• JOB:
Write out the entries below once more, exactly, with the pictures left out.

• PROVIDED DATA:
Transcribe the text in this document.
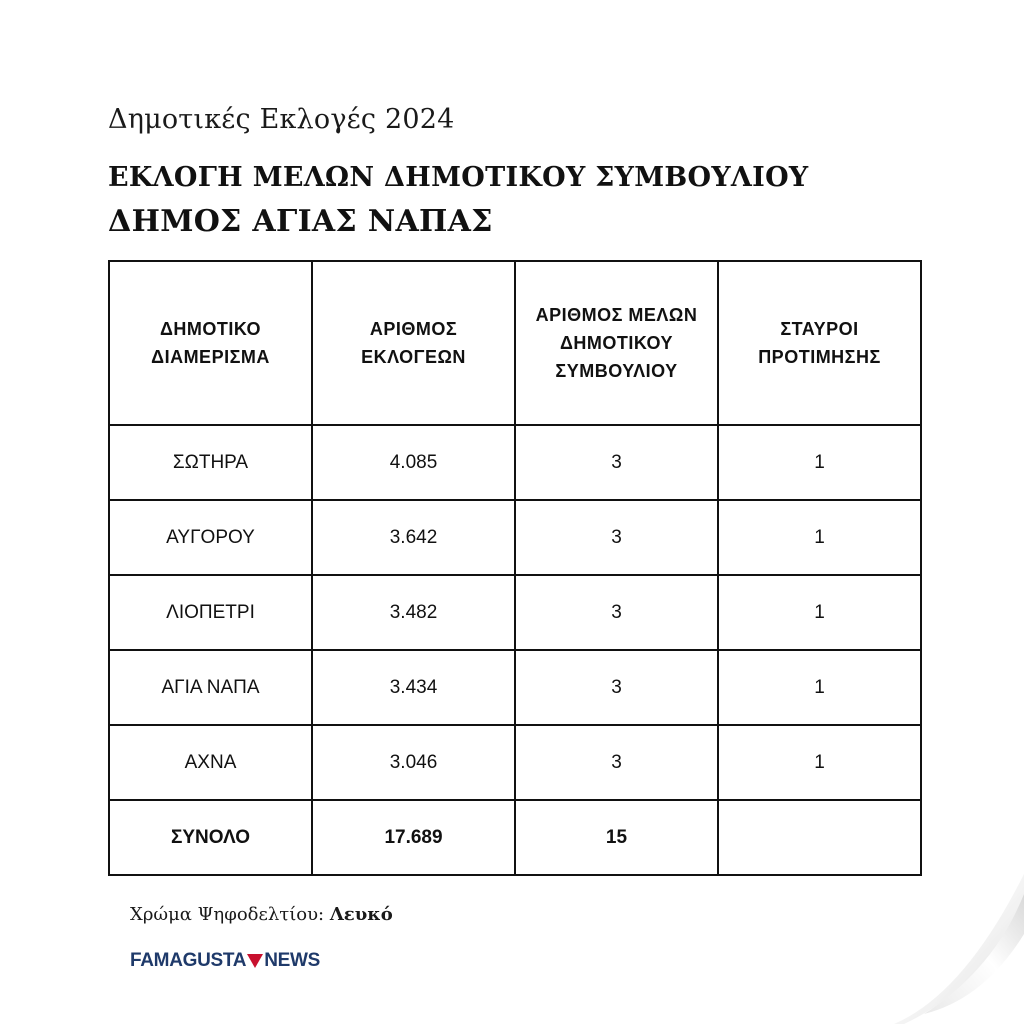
Δημοτικές Εκλογές 2024
ΕΚΛΟΓΗ ΜΕΛΩΝ ΔΗΜΟΤΙΚΟΥ ΣΥΜΒΟΥΛΙΟΥ
ΔΗΜΟΣ ΑΓΙΑΣ ΝΑΠΑΣ
ΔΗΜΟΤΙΚΟ ΔΙΑΜΕΡΙΣΜΑ	ΑΡΙΘΜΟΣ ΕΚΛΟΓΕΩΝ	ΑΡΙΘΜΟΣ ΜΕΛΩΝ ΔΗΜΟΤΙΚΟΥ ΣΥΜΒΟΥΛΙΟΥ	ΣΤΑΥΡΟΙ ΠΡΟΤΙΜΗΣΗΣ
ΣΩΤΗΡΑ	4.085	3	1
ΑΥΓΟΡΟΥ	3.642	3	1
ΛΙΟΠΕΤΡΙ	3.482	3	1
ΑΓΙΑ ΝΑΠΑ	3.434	3	1
ΑΧΝΑ	3.046	3	1
ΣΥΝΟΛΟ	17.689	15	
Χρώμα Ψηφοδελτίου: Λευκό
FAMAGUSTA NEWS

• COMPLETE ANSWER:
Transcribe the text in this document.
Δημοτικές Εκλογές 2024
ΕΚΛΟΓΗ ΜΕΛΩΝ ΔΗΜΟΤΙΚΟΥ ΣΥΜΒΟΥΛΙΟΥ
ΔΗΜΟΣ ΑΓΙΑΣ ΝΑΠΑΣ
ΔΗΜΟΤΙΚΟ ΔΙΑΜΕΡΙΣΜΑ	ΑΡΙΘΜΟΣ ΕΚΛΟΓΕΩΝ	ΑΡΙΘΜΟΣ ΜΕΛΩΝ ΔΗΜΟΤΙΚΟΥ ΣΥΜΒΟΥΛΙΟΥ	ΣΤΑΥΡΟΙ ΠΡΟΤΙΜΗΣΗΣ
ΣΩΤΗΡΑ	4.085	3	1
ΑΥΓΟΡΟΥ	3.642	3	1
ΛΙΟΠΕΤΡΙ	3.482	3	1
ΑΓΙΑ ΝΑΠΑ	3.434	3	1
ΑΧΝΑ	3.046	3	1
ΣΥΝΟΛΟ	17.689	15	
Χρώμα Ψηφοδελτίου: Λευκό
FAMAGUSTA NEWS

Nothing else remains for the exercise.